■ Your task
Look through the lines below and extract any with the word "main".

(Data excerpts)
* * *

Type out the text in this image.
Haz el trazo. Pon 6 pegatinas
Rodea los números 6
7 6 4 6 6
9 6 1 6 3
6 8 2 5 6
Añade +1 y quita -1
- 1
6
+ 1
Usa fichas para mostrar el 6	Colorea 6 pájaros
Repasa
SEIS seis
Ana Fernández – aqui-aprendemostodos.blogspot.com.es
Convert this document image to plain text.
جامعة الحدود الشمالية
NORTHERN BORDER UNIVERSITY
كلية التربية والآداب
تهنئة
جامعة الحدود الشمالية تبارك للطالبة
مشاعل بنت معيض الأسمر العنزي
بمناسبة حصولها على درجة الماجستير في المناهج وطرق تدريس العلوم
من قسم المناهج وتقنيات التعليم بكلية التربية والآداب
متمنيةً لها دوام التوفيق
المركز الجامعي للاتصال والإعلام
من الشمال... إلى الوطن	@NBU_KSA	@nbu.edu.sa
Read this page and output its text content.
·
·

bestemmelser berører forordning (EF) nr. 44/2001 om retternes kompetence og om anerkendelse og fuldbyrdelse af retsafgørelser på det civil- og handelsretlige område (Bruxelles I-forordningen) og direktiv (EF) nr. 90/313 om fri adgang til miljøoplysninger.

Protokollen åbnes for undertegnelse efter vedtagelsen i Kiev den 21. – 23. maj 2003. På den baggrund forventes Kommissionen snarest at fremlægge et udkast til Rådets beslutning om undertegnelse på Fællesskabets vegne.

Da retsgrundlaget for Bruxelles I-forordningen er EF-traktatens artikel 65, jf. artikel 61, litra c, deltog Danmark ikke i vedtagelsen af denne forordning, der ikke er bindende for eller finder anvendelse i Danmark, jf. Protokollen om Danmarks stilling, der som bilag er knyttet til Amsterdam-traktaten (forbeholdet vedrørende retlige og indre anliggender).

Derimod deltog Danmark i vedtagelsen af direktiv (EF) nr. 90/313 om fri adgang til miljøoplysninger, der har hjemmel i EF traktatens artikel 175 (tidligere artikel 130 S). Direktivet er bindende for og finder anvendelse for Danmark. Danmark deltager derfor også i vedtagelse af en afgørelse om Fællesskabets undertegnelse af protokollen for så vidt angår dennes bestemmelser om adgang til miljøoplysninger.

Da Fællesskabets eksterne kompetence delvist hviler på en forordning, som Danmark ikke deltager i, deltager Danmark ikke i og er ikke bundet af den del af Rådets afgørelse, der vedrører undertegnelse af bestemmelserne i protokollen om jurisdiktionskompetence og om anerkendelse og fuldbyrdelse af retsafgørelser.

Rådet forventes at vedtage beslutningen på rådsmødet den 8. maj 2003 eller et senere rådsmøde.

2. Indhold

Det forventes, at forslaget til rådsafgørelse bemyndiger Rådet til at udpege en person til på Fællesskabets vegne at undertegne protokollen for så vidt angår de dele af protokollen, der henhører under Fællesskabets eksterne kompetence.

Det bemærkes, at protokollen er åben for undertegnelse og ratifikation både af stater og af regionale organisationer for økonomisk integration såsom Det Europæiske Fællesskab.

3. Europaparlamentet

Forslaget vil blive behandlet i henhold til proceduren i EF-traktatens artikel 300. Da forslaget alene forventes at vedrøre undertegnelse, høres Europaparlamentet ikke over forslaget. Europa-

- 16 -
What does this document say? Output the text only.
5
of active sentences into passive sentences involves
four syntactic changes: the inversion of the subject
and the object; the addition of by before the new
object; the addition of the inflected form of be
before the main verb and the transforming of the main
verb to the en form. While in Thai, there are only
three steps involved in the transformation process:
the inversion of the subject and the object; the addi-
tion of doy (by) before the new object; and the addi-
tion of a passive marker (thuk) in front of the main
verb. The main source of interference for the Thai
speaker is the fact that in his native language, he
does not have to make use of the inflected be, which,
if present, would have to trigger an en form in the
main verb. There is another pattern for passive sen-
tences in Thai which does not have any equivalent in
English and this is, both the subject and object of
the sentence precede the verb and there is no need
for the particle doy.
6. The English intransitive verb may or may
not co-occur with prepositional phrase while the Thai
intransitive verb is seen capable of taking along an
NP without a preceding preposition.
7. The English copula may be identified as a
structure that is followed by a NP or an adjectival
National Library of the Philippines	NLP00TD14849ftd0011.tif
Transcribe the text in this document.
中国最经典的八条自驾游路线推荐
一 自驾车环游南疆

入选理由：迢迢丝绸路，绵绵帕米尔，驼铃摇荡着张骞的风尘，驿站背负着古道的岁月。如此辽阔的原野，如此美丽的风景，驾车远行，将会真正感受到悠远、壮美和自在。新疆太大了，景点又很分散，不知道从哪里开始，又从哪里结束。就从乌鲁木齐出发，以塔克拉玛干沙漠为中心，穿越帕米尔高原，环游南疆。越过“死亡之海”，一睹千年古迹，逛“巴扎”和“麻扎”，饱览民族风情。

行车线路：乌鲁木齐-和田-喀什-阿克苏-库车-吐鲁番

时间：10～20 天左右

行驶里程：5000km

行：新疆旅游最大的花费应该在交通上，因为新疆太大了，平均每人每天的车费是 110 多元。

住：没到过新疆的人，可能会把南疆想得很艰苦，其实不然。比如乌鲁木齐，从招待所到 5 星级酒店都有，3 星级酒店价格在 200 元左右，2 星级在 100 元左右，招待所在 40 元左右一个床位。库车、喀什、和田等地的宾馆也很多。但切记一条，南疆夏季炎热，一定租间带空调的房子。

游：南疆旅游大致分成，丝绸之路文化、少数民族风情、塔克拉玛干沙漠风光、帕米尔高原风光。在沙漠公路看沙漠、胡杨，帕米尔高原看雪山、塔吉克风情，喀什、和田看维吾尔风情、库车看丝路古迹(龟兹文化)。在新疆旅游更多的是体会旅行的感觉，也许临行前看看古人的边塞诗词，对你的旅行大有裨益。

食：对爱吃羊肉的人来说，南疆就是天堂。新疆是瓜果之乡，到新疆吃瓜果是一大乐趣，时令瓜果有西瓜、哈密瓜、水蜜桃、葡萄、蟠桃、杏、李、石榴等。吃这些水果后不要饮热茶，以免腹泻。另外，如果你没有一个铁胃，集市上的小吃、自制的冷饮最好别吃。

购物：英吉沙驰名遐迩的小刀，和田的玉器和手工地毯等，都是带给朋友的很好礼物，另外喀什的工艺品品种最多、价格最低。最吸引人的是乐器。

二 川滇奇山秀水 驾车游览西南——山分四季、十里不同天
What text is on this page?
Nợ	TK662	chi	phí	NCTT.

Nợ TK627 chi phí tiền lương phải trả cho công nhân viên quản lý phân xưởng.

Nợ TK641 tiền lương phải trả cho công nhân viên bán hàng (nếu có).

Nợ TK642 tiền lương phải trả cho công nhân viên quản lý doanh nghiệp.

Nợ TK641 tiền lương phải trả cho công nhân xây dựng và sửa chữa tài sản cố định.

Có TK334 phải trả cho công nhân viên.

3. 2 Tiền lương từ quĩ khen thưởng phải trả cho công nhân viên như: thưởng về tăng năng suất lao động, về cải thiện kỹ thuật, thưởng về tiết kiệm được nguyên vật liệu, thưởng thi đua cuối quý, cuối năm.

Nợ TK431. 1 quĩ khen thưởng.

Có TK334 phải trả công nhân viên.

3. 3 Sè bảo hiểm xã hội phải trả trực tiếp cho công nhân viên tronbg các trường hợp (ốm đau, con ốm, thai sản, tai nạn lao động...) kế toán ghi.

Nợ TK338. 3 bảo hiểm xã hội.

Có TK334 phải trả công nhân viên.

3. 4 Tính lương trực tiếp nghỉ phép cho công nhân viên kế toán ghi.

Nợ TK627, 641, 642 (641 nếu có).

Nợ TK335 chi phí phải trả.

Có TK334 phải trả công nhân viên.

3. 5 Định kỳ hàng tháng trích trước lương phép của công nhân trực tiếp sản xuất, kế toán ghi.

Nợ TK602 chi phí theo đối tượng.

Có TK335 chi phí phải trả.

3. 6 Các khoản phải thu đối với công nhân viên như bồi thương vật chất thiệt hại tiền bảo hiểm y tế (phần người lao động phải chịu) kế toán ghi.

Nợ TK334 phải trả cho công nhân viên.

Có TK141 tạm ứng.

* * *

■ Response to this task
before the main verb and the transforming of the main
tion of a passive marker (thuk) in front of the main
verb. The main source of interference for the Thai
main verb. There is another pattern for passive sen-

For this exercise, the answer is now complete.